### REQUIREMENT
Copy every entry in the listing below exactly, but not the pictures.

### DATASET EXTRACT
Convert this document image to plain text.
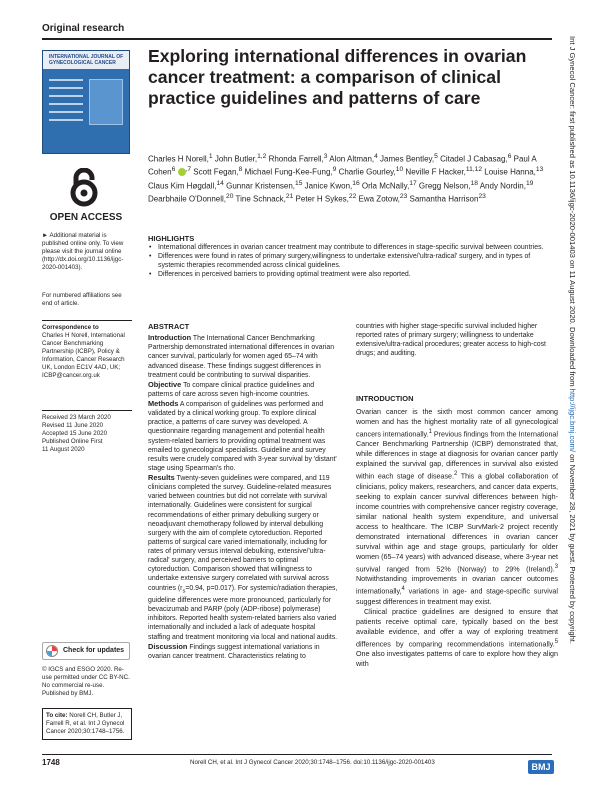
Original research
INTERNATIONAL JOURNAL OF GYNECOLOGICAL CANCER
OPEN ACCESS
► Additional material is published online only. To view please visit the journal online (http://dx.doi.org/10.1136/ijgc-2020-001403).
For numbered affiliations see end of article.
Correspondence to
Charles H Norell, International Cancer Benchmarking Partnership (ICBP), Policy & Information, Cancer Research UK, London EC1V 4AD, UK; ICBP@cancer.org.uk
Received 23 March 2020
Revised 11 June 2020
Accepted 15 June 2020
Published Online First
11 August 2020
Check for updates
© IGCS and ESGO 2020. Re-use permitted under CC BY-NC. No commercial re-use. Published by BMJ.
To cite: Norell CH, Butler J, Farrell R, et al. Int J Gynecol Cancer 2020;30:1748–1756.
Exploring international differences in ovarian cancer treatment: a comparison of clinical practice guidelines and patterns of care
Charles H Norell,$^1$ John Butler,$^{1,2}$ Rhonda Farrell,$^3$ Alon Altman,$^4$ James Bentley,$^5$ Citadel J Cabasag,$^6$ Paul A Cohen$^6$ $^{,7}$ Scott Fegan,$^8$ Michael Fung-Kee-Fung,$^9$ Charlie Gourley,$^{10}$ Neville F Hacker,$^{11,12}$ Louise Hanna,$^{13}$ Claus Kim Høgdall,$^{14}$ Gunnar Kristensen,$^{15}$ Janice Kwon,$^{16}$ Orla McNally,$^{17}$ Gregg Nelson,$^{18}$ Andy Nordin,$^{19}$ Dearbhaile O'Donnell,$^{20}$ Tine Schnack,$^{21}$ Peter H Sykes,$^{22}$ Ewa Zotow,$^{23}$ Samantha Harrison$^{23}$
HIGHLIGHTS
• International differences in ovarian cancer treatment may contribute to differences in stage-specific survival between countries.
• Differences were found in rates of primary surgery,willingness to undertake extensive/'ultra-radical' surgery, and in types of systemic therapies recommended across clinical guidelines.
• Differences in perceived barriers to providing optimal treatment were also reported.
ABSTRACT
Introduction The International Cancer Benchmarking Partnership demonstrated international differences in ovarian cancer survival, particularly for women aged 65–74 with advanced disease. These findings suggest differences in treatment could be contributing to survival disparities.
Objective To compare clinical practice guidelines and patterns of care across seven high-income countries.
Methods A comparison of guidelines was performed and validated by a clinical working group. To explore clinical practice, a patterns of care survey was developed. A questionnaire regarding management and potential health system-related barriers to providing optimal treatment was emailed to gynecological specialists. Guideline and survey results were crudely compared with 3-year survival by 'distant' stage using Spearman's rho.
Results Twenty-seven guidelines were compared, and 119 clinicians completed the survey. Guideline-related measures varied between countries but did not correlate with survival internationally. Guidelines were consistent for surgical recommendations of either primary debulking surgery or neoadjuvant chemotherapy followed by interval debulking surgery with the aim of complete cytoreduction. Reported patterns of surgical care varied internationally, including for rates of primary versus interval debulking, extensive/'ultra-radical' surgery, and perceived barriers to optimal cytoreduction. Comparison showed that willingness to undertake extensive surgery correlated with survival across countries ($r_s=0.94$, p=0.017). For systemic/radiation therapies, guideline differences were more pronounced, particularly for bevacizumab and PARP (poly (ADP-ribose) polymerase) inhibitors. Reported health system-related barriers also varied internationally and included a lack of adequate hospital staffing and treatment monitoring via local and national audits.
Discussion Findings suggest international variations in ovarian cancer treatment. Characteristics relating to
countries with higher stage-specific survival included higher reported rates of primary surgery; willingness to undertake extensive/ultra-radical procedures; greater access to high-cost drugs; and auditing.
INTRODUCTION

Ovarian cancer is the sixth most common cancer among women and has the highest mortality rate of all gynecological cancers internationally.$^1$ Previous findings from the International Cancer Benchmarking Partnership (ICBP) demonstrated that, while differences in stage at diagnosis for ovarian cancer partly explained the survival gap, differences in survival also existed within each stage of disease.$^2$ This a global collaboration of clinicians, policy makers, researchers, and cancer data experts, seeking to explain cancer survival differences between high-income countries with comprehensive cancer registry coverage, similar national health system expenditure, and universal access to healthcare. The ICBP SurvMark-2 project recently demonstrated international differences in ovarian cancer survival within age and stage groups, particularly for older women (65–74 years) with advanced disease, where 3-year net survival ranged from 52% (Norway) to 29% (Ireland).$^3$ Notwithstanding improvements in ovarian cancer outcomes internationally,$^4$ variations in age- and stage-specific survival suggest differences in treatment may exist.

Clinical practice guidelines are designed to ensure that patients receive optimal care, typically based on the best available evidence, and offer a way of exploring treatment differences by comparing recommendations internationally.$^5$ One also investigates patterns of care to explore how they align with

Int J Gynecol Cancer: first published as 10.1136/ijgc-2020-001403 on 11 August 2020. Downloaded from http://ijgc.bmj.com/ on November 28, 2021 by guest. Protected by copyright.
1748	Norell CH, et al. Int J Gynecol Cancer 2020;30:1748–1756. doi:10.1136/ijgc-2020-001403	BMJ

### YOUR RESPONSE
Convert this document image to plain text.
Original research
INTERNATIONAL JOURNAL OF GYNECOLOGICAL CANCER
OPEN ACCESS
► Additional material is published online only. To view please visit the journal online (http://dx.doi.org/10.1136/ijgc-2020-001403).
For numbered affiliations see end of article.
Correspondence to
Charles H Norell, International Cancer Benchmarking Partnership (ICBP), Policy & Information, Cancer Research UK, London EC1V 4AD, UK; ICBP@cancer.org.uk
Received 23 March 2020
Revised 11 June 2020
Accepted 15 June 2020
Published Online First
11 August 2020
Check for updates
© IGCS and ESGO 2020. Re-use permitted under CC BY-NC. No commercial re-use. Published by BMJ.
To cite: Norell CH, Butler J, Farrell R, et al. Int J Gynecol Cancer 2020;30:1748–1756.
Exploring international differences in ovarian cancer treatment: a comparison of clinical practice guidelines and patterns of care
Charles H Norell,$^1$ John Butler,$^{1,2}$ Rhonda Farrell,$^3$ Alon Altman,$^4$ James Bentley,$^5$ Citadel J Cabasag,$^6$ Paul A Cohen$^6$ $^{,7}$ Scott Fegan,$^8$ Michael Fung-Kee-Fung,$^9$ Charlie Gourley,$^{10}$ Neville F Hacker,$^{11,12}$ Louise Hanna,$^{13}$ Claus Kim Høgdall,$^{14}$ Gunnar Kristensen,$^{15}$ Janice Kwon,$^{16}$ Orla McNally,$^{17}$ Gregg Nelson,$^{18}$ Andy Nordin,$^{19}$ Dearbhaile O'Donnell,$^{20}$ Tine Schnack,$^{21}$ Peter H Sykes,$^{22}$ Ewa Zotow,$^{23}$ Samantha Harrison$^{23}$
HIGHLIGHTS
• International differences in ovarian cancer treatment may contribute to differences in stage-specific survival between countries.
• Differences were found in rates of primary surgery,willingness to undertake extensive/'ultra-radical' surgery, and in types of systemic therapies recommended across clinical guidelines.
• Differences in perceived barriers to providing optimal treatment were also reported.
ABSTRACT
Introduction The International Cancer Benchmarking Partnership demonstrated international differences in ovarian cancer survival, particularly for women aged 65–74 with advanced disease. These findings suggest differences in treatment could be contributing to survival disparities.
Objective To compare clinical practice guidelines and patterns of care across seven high-income countries.
Methods A comparison of guidelines was performed and validated by a clinical working group. To explore clinical practice, a patterns of care survey was developed. A questionnaire regarding management and potential health system-related barriers to providing optimal treatment was emailed to gynecological specialists. Guideline and survey results were crudely compared with 3-year survival by 'distant' stage using Spearman's rho.
Results Twenty-seven guidelines were compared, and 119 clinicians completed the survey. Guideline-related measures varied between countries but did not correlate with survival internationally. Guidelines were consistent for surgical recommendations of either primary debulking surgery or neoadjuvant chemotherapy followed by interval debulking surgery with the aim of complete cytoreduction. Reported patterns of surgical care varied internationally, including for rates of primary versus interval debulking, extensive/'ultra-radical' surgery, and perceived barriers to optimal cytoreduction. Comparison showed that willingness to undertake extensive surgery correlated with survival across countries ($r_s=0.94$, p=0.017). For systemic/radiation therapies, guideline differences were more pronounced, particularly for bevacizumab and PARP (poly (ADP-ribose) polymerase) inhibitors. Reported health system-related barriers also varied internationally and included a lack of adequate hospital staffing and treatment monitoring via local and national audits.
Discussion Findings suggest international variations in ovarian cancer treatment. Characteristics relating to
countries with higher stage-specific survival included higher reported rates of primary surgery; willingness to undertake extensive/ultra-radical procedures; greater access to high-cost drugs; and auditing.
INTRODUCTION

Ovarian cancer is the sixth most common cancer among women and has the highest mortality rate of all gynecological cancers internationally.$^1$ Previous findings from the International Cancer Benchmarking Partnership (ICBP) demonstrated that, while differences in stage at diagnosis for ovarian cancer partly explained the survival gap, differences in survival also existed within each stage of disease.$^2$ This a global collaboration of clinicians, policy makers, researchers, and cancer data experts, seeking to explain cancer survival differences between high-income countries with comprehensive cancer registry coverage, similar national health system expenditure, and universal access to healthcare. The ICBP SurvMark-2 project recently demonstrated international differences in ovarian cancer survival within age and stage groups, particularly for older women (65–74 years) with advanced disease, where 3-year net survival ranged from 52% (Norway) to 29% (Ireland).$^3$ Notwithstanding improvements in ovarian cancer outcomes internationally,$^4$ variations in age- and stage-specific survival suggest differences in treatment may exist.

Clinical practice guidelines are designed to ensure that patients receive optimal care, typically based on the best available evidence, and offer a way of exploring treatment differences by comparing recommendations internationally.$^5$ One also investigates patterns of care to explore how they align with

Int J Gynecol Cancer: first published as 10.1136/ijgc-2020-001403 on 11 August 2020. Downloaded from http://ijgc.bmj.com/ on November 28, 2021 by guest. Protected by copyright.
1748	Norell CH, et al. Int J Gynecol Cancer 2020;30:1748–1756. doi:10.1136/ijgc-2020-001403	BMJ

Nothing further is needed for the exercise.